Exercise prompt: Retype the records that come next, word for word.
--- BEGIN ---
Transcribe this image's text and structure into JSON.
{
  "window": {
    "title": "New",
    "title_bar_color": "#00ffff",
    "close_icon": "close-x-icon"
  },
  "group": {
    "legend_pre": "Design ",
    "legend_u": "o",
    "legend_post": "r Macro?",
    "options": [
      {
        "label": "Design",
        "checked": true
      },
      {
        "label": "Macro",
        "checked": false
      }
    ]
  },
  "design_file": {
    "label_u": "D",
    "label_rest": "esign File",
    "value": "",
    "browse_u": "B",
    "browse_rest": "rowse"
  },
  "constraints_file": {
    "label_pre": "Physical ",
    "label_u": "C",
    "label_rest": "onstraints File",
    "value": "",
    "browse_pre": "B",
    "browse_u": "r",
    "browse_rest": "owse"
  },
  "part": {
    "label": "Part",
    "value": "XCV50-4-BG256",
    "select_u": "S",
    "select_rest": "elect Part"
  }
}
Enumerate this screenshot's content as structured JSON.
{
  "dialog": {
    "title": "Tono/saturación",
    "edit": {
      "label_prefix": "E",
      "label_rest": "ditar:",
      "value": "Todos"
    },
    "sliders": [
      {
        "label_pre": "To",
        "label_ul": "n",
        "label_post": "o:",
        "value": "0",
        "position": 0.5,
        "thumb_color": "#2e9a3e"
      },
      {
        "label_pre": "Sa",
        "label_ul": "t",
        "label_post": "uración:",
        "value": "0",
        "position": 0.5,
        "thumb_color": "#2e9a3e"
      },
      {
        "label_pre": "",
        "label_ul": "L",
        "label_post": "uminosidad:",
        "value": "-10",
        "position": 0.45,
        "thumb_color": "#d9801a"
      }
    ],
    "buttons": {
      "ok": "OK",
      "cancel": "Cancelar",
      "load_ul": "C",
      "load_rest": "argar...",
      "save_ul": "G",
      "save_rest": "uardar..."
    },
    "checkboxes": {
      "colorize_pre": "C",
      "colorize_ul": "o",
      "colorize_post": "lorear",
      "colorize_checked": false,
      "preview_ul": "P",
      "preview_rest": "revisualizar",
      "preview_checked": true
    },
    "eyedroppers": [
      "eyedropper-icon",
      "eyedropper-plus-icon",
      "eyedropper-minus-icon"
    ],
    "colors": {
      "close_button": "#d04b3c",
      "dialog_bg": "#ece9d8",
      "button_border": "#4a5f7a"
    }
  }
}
--- END ---
Task response:
Transcribe this image's text and structure into JSON.
{
  "window": {
    "title": "New",
    "title_bar_color": "#00ffff",
    "close_icon": "close-x-icon"
  },
  "group": {
    "legend_pre": "Design ",
    "legend_u": "o",
    "legend_post": "r Macro?",
    "options": [
      {
        "label": "Design",
        "checked": true
      },
      {
        "label": "Macro",
        "checked": false
      }
    ]
  },
  "design_file": {
    "label_u": "D",
    "label_rest": "esign File",
    "value": "",
    "browse_u": "B",
    "browse_rest": "rowse"
  },
  "constraints_file": {
    "label_pre": "Physical ",
    "label_u": "C",
    "label_rest": "onstraints File",
    "value": "",
    "browse_pre": "B",
    "browse_u": "r",
    "browse_rest": "owse"
  },
  "part": {
    "label": "Part",
    "value": "XCV50-4-BG256",
    "select_u": "S",
    "select_rest": "elect Part"
  }
}
Enumerate this screenshot's content as structured JSON.
{
  "dialog": {
    "title": "Tono/saturación",
    "edit": {
      "label_prefix": "E",
      "label_rest": "ditar:",
      "value": "Todos"
    },
    "sliders": [
      {
        "label_pre": "To",
        "label_ul": "n",
        "label_post": "o:",
        "value": "0",
        "position": 0.5,
        "thumb_color": "#2e9a3e"
      },
      {
        "label_pre": "Sa",
        "label_ul": "t",
        "label_post": "uración:",
        "value": "0",
        "position": 0.5,
        "thumb_color": "#2e9a3e"
      },
      {
        "label_pre": "",
        "label_ul": "L",
        "label_post": "uminosidad:",
        "value": "-10",
        "position": 0.45,
        "thumb_color": "#d9801a"
      }
    ],
    "buttons": {
      "ok": "OK",
      "cancel": "Cancelar",
      "load_ul": "C",
      "load_rest": "argar...",
      "save_ul": "G",
      "save_rest": "uardar..."
    },
    "checkboxes": {
      "colorize_pre": "C",
      "colorize_ul": "o",
      "colorize_post": "lorear",
      "colorize_checked": false,
      "preview_ul": "P",
      "preview_rest": "revisualizar",
      "preview_checked": true
    },
    "eyedroppers": [
      "eyedropper-icon",
      "eyedropper-plus-icon",
      "eyedropper-minus-icon"
    ],
    "colors": {
      "close_button": "#d04b3c",
      "dialog_bg": "#ece9d8",
      "button_border": "#4a5f7a"
    }
  }
}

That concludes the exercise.